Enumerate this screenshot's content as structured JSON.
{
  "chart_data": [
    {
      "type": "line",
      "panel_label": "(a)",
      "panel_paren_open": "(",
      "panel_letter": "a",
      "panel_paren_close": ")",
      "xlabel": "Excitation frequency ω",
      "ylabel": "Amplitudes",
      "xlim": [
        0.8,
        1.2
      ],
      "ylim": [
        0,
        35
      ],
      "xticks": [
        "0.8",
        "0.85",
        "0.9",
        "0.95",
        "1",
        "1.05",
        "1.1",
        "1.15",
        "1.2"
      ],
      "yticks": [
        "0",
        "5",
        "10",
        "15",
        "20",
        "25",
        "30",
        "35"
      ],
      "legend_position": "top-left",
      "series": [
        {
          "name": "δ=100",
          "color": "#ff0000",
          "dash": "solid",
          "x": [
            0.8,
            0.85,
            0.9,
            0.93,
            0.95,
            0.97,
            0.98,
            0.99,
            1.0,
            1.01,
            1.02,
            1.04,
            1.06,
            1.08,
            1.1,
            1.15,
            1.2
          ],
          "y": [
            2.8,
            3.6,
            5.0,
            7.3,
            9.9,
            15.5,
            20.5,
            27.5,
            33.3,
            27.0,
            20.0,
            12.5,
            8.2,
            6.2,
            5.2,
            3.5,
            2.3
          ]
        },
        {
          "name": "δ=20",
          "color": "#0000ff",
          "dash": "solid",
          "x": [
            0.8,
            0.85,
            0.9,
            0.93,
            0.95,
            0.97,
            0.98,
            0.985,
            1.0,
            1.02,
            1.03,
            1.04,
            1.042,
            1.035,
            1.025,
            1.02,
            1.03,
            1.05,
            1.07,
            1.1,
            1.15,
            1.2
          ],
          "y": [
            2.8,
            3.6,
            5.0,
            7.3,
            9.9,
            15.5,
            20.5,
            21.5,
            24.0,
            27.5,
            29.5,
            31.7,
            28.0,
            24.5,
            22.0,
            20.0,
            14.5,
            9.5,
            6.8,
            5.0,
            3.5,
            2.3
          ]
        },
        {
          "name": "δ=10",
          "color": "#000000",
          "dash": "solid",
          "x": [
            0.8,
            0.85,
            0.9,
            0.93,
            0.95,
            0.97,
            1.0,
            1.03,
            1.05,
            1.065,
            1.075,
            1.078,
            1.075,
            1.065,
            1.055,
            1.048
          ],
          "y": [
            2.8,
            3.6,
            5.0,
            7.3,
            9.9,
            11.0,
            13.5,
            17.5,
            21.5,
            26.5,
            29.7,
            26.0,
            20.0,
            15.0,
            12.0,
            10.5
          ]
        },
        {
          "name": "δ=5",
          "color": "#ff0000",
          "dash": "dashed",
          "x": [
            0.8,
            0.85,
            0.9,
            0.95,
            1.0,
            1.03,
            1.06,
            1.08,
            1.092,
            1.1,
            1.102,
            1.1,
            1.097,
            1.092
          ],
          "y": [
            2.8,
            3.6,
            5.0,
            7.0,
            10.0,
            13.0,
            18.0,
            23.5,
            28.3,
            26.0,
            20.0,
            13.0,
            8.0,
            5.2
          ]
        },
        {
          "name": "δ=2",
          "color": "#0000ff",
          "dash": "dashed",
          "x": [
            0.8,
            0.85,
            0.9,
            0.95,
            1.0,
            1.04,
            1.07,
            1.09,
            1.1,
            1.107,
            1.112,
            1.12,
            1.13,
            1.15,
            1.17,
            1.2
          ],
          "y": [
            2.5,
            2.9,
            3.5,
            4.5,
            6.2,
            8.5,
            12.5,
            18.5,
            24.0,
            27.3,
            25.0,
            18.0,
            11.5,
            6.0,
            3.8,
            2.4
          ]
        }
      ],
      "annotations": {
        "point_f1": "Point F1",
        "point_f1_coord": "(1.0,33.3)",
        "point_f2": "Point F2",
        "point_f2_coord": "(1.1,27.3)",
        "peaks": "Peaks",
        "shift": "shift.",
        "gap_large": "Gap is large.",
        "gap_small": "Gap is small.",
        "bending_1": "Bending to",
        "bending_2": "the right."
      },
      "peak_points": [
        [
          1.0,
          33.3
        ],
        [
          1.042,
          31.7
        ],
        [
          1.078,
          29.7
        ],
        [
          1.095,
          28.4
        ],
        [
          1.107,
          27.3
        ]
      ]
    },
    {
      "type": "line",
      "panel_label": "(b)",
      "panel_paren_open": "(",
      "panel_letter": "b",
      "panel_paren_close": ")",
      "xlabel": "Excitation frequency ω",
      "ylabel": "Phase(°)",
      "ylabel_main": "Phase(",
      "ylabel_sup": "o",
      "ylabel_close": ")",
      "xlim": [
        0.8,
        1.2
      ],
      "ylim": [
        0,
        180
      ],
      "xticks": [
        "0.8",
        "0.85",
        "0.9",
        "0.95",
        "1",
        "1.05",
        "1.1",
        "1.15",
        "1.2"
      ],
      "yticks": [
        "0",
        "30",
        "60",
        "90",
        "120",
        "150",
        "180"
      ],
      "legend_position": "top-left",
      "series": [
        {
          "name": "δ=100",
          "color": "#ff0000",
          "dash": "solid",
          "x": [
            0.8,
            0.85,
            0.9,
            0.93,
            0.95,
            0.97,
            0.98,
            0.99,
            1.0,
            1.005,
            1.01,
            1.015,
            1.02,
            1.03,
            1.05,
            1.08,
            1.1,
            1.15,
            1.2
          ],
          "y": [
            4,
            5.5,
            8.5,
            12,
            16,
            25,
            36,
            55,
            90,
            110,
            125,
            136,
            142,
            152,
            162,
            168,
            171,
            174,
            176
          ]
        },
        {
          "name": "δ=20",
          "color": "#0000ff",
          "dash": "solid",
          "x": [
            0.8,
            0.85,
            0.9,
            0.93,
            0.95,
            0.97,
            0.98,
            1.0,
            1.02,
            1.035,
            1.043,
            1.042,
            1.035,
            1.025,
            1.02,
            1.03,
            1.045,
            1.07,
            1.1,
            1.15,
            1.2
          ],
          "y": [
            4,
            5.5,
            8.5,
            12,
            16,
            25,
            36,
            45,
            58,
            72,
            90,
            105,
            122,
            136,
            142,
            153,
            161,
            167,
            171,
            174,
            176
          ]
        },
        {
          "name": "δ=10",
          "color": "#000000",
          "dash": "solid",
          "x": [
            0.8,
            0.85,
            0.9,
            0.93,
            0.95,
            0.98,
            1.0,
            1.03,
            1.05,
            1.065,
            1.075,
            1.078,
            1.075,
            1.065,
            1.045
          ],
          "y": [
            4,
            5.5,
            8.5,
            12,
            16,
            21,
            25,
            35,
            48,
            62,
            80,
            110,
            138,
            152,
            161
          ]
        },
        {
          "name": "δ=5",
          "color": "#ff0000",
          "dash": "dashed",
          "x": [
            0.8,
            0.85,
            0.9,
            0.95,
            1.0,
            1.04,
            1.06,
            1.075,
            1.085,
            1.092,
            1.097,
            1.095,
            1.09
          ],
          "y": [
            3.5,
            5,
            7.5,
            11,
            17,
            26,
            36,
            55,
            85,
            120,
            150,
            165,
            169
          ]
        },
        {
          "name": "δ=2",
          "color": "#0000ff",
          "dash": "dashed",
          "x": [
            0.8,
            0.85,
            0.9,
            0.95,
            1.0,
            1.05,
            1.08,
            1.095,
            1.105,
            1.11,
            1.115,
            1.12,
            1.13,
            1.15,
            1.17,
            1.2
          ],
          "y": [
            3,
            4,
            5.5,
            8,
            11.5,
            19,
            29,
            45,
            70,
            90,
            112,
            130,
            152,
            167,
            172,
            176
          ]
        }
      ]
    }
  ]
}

=-=-=-=-=

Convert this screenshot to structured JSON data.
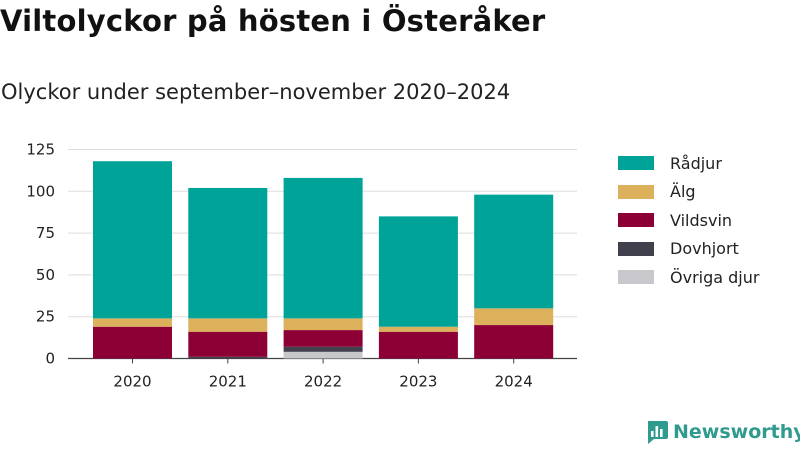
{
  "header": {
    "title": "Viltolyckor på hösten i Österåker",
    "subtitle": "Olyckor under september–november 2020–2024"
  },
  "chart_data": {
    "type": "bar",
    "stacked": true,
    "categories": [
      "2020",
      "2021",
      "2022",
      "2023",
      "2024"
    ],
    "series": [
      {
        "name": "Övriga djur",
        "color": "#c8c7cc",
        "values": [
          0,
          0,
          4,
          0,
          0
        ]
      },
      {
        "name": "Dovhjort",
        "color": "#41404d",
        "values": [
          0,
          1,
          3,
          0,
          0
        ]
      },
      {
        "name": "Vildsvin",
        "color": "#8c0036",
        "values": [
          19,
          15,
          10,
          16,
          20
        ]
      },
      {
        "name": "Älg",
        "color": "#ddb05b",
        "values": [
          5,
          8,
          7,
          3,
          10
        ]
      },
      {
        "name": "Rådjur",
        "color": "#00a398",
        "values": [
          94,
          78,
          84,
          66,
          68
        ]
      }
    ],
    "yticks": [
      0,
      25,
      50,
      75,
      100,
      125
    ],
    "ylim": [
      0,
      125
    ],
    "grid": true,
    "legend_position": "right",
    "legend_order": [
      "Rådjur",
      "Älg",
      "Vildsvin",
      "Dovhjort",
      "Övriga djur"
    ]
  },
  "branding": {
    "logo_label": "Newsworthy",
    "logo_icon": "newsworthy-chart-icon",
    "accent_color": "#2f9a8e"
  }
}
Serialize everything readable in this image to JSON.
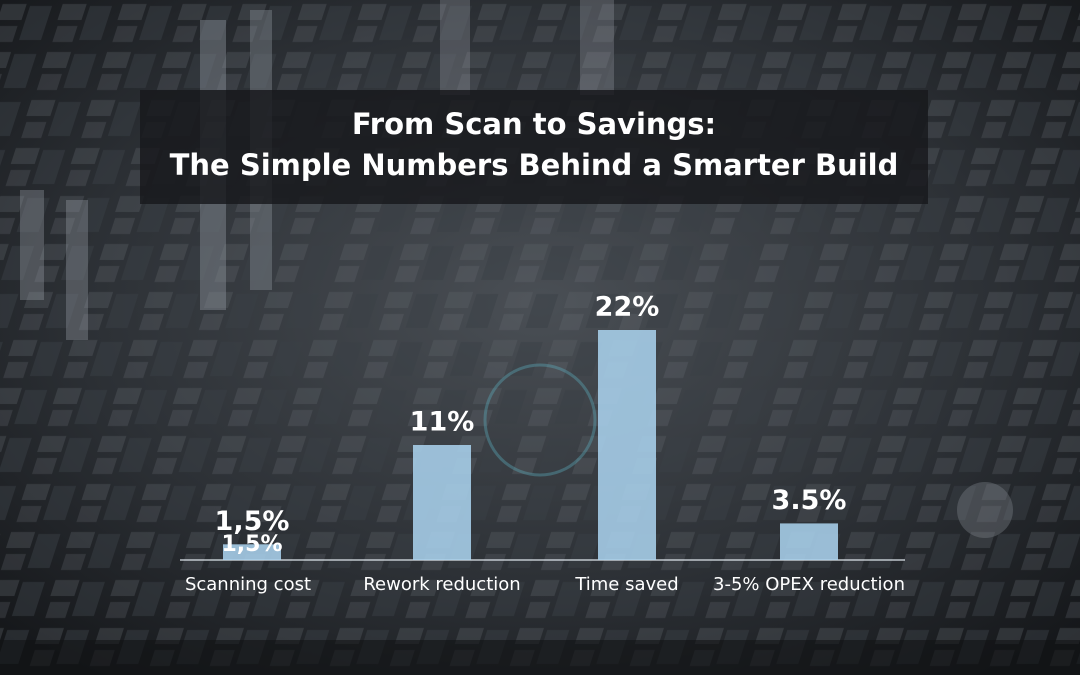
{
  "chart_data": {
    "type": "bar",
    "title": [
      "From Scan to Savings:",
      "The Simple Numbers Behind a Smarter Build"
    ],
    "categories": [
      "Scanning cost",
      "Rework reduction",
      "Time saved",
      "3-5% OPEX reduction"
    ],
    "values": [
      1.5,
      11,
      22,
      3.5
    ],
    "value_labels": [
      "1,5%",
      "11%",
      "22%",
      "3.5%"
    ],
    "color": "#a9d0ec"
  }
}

=-=-=-=-=

TASK DIRECTIONS: Determine how many lines in the listing above hold the word "structured", answering with the number only.

RESPONSE BELOW: 2